#### Actions to take
1. From the forum thread about creating Help files, list each distinct sentence that ends with a question mark.
2. Please carry on the forum thread about creating Help files from the point where it stops.

#### Page text
# # #

I don't know much about how to create a Help file nor the terminology. So
my question is pretty broad and may be phrased incorectly.

Where would I start?
Any suggestions for a Help compiler?

Or is there another way to accomplish creating on-line user help for my
application?

Dennis

If you're comfortable writing simple HTML, you could create a .htm file for
each topic, ie:

Question1.htm
Question2.htm

etc.

Then to display say Question2's help:

Application.FollowHyperlink strPathToHtmFiles & "\Question2.htm"

With HTML you can easily include some fancy formatting, also hyperlinks to
other help topics, either embedded in the text or in a list of 'Related
Topics'.
 
D

Dennis

Stuart,

I'm guessing that writing my help text in Word and save it as an htm file
would work?


Dennis
 
S

Stuart McCall

Dennis said:
Stuart,

I'm guessing that writing my help text in Word and save it as an htm file
would work?

# # #

#### Listed records
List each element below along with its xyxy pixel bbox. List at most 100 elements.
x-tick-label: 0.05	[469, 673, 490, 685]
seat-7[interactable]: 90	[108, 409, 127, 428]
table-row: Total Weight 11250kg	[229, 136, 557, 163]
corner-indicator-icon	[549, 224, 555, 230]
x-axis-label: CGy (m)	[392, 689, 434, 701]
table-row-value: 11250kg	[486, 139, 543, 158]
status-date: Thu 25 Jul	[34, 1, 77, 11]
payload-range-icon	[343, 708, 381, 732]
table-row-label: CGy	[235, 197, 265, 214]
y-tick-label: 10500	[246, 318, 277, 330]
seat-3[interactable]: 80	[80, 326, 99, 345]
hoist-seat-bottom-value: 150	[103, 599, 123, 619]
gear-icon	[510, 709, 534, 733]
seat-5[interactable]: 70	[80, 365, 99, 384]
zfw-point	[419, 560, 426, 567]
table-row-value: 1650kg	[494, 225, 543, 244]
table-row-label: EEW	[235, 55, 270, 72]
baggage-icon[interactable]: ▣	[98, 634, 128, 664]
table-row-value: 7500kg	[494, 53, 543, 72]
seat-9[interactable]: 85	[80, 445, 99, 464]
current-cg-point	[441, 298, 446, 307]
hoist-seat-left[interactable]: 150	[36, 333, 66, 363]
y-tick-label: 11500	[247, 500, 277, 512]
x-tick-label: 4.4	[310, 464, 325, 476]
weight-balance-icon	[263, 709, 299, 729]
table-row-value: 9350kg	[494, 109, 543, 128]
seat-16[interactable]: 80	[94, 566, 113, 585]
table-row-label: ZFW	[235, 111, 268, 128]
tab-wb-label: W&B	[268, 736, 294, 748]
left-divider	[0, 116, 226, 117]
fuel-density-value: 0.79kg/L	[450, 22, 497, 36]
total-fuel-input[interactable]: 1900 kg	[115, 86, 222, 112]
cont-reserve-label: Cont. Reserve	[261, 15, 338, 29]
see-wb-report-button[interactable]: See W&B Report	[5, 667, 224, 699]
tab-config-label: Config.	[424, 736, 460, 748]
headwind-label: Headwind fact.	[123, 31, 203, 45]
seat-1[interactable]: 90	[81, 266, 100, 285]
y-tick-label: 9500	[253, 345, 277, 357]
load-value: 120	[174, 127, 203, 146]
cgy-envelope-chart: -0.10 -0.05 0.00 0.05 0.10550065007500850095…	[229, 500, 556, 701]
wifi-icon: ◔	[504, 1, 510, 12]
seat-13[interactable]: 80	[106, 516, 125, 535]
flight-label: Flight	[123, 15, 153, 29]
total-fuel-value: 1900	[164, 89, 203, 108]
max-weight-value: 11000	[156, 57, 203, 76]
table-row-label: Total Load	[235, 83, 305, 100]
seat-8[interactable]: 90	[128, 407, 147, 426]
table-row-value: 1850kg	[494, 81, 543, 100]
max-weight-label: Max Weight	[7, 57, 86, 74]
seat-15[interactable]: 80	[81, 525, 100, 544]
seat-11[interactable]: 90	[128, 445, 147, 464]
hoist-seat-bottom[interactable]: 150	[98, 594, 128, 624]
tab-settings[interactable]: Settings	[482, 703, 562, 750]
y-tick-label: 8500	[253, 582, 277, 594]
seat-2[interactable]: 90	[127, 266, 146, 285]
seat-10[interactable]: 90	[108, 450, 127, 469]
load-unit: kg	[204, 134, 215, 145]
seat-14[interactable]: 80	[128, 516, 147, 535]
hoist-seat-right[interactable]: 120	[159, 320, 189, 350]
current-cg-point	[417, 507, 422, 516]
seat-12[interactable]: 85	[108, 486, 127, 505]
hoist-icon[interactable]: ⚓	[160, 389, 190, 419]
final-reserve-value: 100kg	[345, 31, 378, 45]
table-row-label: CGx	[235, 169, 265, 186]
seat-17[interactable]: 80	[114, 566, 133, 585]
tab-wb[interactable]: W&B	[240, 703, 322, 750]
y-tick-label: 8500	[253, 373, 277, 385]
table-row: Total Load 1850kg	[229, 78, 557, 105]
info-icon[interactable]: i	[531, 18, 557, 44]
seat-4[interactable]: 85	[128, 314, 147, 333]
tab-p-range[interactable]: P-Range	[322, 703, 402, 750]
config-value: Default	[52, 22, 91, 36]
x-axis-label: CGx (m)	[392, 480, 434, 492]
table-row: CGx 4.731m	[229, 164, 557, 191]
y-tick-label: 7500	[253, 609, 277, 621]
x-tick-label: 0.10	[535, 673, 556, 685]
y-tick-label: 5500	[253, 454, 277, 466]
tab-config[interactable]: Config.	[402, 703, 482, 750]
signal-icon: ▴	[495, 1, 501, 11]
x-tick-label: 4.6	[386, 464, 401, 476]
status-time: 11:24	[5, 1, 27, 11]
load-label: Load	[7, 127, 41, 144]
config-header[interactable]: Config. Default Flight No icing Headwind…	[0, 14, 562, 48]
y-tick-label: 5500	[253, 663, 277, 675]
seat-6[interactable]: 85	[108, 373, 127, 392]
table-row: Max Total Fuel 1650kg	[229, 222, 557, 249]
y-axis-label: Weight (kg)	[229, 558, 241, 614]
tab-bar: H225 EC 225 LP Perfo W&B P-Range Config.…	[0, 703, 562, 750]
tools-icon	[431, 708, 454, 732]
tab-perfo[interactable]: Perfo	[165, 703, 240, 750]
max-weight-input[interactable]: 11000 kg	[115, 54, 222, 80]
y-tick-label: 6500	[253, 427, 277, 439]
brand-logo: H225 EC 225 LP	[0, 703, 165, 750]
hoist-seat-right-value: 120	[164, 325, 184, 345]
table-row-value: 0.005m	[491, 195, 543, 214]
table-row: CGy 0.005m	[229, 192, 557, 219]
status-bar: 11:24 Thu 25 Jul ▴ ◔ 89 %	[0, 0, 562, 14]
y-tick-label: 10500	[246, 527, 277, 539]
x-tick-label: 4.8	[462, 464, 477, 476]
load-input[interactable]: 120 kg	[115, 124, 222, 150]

# # #

#### Response list
1.
- Where would I start?
- Any suggestions for a Help compiler?
- Or is there another way to accomplish creating on-line user help for my application?
- I'm guessing that writing my help text in Word and save it as an htm file would work?

2.
Dennis

Absolutely. Word will let you format things quite nicely. The files it
generates are a bit long-winded, but from your description of what you have
planned, the size of the resulting files will be pretty much irrelevant.
They'll definitely load fast enough on the slowest of modern machines.

The best place to store the files is (IMO) with the backend data file, so
when you need to update them you only have one set of files to replace.
 
J

Jack Leach

Do you mean the AutoHotKeys program that lets you script keystrokes on a
system or application level? This would have to be installed and configured
on each computer the app is distributed to, correct?

I've never used that with Access before... is there any particular advantage
to this above using the KeyDown event?

--
Jack Leach
www.tristatemachine.com

"I haven''t failed, I''ve found ten thousand ways that don''t work."
-Thomas Edison (1847-1931)
 
D

Douglas J. Steele

No, I mean creating a macro named AutoKeys, adding a MacroName entry for the
F1 key and assigning an action to that macro.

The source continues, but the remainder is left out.